* STATED EXERCISE: All entries must be extracted exactly, with nothing added or dropped.

++++ DATASET RECORDS

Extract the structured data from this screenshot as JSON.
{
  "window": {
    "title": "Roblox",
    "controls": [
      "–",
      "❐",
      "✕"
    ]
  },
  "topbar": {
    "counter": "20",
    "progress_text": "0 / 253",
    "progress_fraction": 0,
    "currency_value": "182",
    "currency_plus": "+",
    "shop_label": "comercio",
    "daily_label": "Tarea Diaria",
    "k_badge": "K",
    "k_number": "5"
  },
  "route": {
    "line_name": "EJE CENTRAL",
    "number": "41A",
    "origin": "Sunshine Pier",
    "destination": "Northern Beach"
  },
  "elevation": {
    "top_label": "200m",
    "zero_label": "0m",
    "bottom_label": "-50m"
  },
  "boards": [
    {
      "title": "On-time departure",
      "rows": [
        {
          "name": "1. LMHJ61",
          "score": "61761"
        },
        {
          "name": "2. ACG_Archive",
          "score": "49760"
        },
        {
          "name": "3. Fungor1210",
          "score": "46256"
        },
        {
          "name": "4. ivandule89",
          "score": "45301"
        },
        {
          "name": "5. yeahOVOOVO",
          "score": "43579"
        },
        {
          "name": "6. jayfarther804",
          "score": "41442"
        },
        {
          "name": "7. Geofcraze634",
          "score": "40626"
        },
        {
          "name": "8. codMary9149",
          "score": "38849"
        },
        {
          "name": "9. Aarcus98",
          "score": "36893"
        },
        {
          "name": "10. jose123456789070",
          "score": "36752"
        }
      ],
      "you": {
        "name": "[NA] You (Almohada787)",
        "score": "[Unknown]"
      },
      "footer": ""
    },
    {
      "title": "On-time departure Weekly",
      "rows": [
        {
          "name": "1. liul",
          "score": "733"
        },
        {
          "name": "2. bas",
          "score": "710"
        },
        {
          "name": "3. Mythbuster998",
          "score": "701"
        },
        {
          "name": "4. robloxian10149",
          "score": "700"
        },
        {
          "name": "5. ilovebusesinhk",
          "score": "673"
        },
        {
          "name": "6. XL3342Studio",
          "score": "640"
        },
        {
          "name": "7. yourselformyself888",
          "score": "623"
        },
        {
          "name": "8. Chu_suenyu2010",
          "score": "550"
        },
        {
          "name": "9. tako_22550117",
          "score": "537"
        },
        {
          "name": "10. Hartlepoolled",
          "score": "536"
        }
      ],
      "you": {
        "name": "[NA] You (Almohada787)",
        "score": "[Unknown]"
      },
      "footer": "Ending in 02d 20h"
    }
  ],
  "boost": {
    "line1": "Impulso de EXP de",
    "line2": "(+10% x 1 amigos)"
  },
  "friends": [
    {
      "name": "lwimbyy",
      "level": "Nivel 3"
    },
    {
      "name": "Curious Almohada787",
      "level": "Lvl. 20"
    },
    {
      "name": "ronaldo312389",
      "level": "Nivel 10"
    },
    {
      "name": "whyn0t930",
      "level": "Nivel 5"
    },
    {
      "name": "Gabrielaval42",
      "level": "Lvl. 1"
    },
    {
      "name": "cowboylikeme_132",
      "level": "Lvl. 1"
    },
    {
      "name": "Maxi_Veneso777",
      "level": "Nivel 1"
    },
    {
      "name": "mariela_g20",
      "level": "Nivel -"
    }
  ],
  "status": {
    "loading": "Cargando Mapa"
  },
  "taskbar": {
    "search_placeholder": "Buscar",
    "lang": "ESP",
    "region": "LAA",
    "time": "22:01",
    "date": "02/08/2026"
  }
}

++++++++

* OUTPUT BELOW:
Extract the structured data from this screenshot as JSON.
{
  "window": {
    "title": "Roblox",
    "controls": [
      "–",
      "❐",
      "✕"
    ]
  },
  "topbar": {
    "counter": "20",
    "progress_text": "0 / 253",
    "progress_fraction": 0,
    "currency_value": "182",
    "currency_plus": "+",
    "shop_label": "comercio",
    "daily_label": "Tarea Diaria",
    "k_badge": "K",
    "k_number": "5"
  },
  "route": {
    "line_name": "EJE CENTRAL",
    "number": "41A",
    "origin": "Sunshine Pier",
    "destination": "Northern Beach"
  },
  "elevation": {
    "top_label": "200m",
    "zero_label": "0m",
    "bottom_label": "-50m"
  },
  "boards": [
    {
      "title": "On-time departure",
      "rows": [
        {
          "name": "1. LMHJ61",
          "score": "61761"
        },
        {
          "name": "2. ACG_Archive",
          "score": "49760"
        },
        {
          "name": "3. Fungor1210",
          "score": "46256"
        },
        {
          "name": "4. ivandule89",
          "score": "45301"
        },
        {
          "name": "5. yeahOVOOVO",
          "score": "43579"
        },
        {
          "name": "6. jayfarther804",
          "score": "41442"
        },
        {
          "name": "7. Geofcraze634",
          "score": "40626"
        },
        {
          "name": "8. codMary9149",
          "score": "38849"
        },
        {
          "name": "9. Aarcus98",
          "score": "36893"
        },
        {
          "name": "10. jose123456789070",
          "score": "36752"
        }
      ],
      "you": {
        "name": "[NA] You (Almohada787)",
        "score": "[Unknown]"
      },
      "footer": ""
    },
    {
      "title": "On-time departure Weekly",
      "rows": [
        {
          "name": "1. liul",
          "score": "733"
        },
        {
          "name": "2. bas",
          "score": "710"
        },
        {
          "name": "3. Mythbuster998",
          "score": "701"
        },
        {
          "name": "4. robloxian10149",
          "score": "700"
        },
        {
          "name": "5. ilovebusesinhk",
          "score": "673"
        },
        {
          "name": "6. XL3342Studio",
          "score": "640"
        },
        {
          "name": "7. yourselformyself888",
          "score": "623"
        },
        {
          "name": "8. Chu_suenyu2010",
          "score": "550"
        },
        {
          "name": "9. tako_22550117",
          "score": "537"
        },
        {
          "name": "10. Hartlepoolled",
          "score": "536"
        }
      ],
      "you": {
        "name": "[NA] You (Almohada787)",
        "score": "[Unknown]"
      },
      "footer": "Ending in 02d 20h"
    }
  ],
  "boost": {
    "line1": "Impulso de EXP de",
    "line2": "(+10% x 1 amigos)"
  },
  "friends": [
    {
      "name": "lwimbyy",
      "level": "Nivel 3"
    },
    {
      "name": "Curious Almohada787",
      "level": "Lvl. 20"
    },
    {
      "name": "ronaldo312389",
      "level": "Nivel 10"
    },
    {
      "name": "whyn0t930",
      "level": "Nivel 5"
    },
    {
      "name": "Gabrielaval42",
      "level": "Lvl. 1"
    },
    {
      "name": "cowboylikeme_132",
      "level": "Lvl. 1"
    },
    {
      "name": "Maxi_Veneso777",
      "level": "Nivel 1"
    },
    {
      "name": "mariela_g20",
      "level": "Nivel -"
    }
  ],
  "status": {
    "loading": "Cargando Mapa"
  },
  "taskbar": {
    "search_placeholder": "Buscar",
    "lang": "ESP",
    "region": "LAA",
    "time": "22:01",
    "date": "02/08/2026"
  }
}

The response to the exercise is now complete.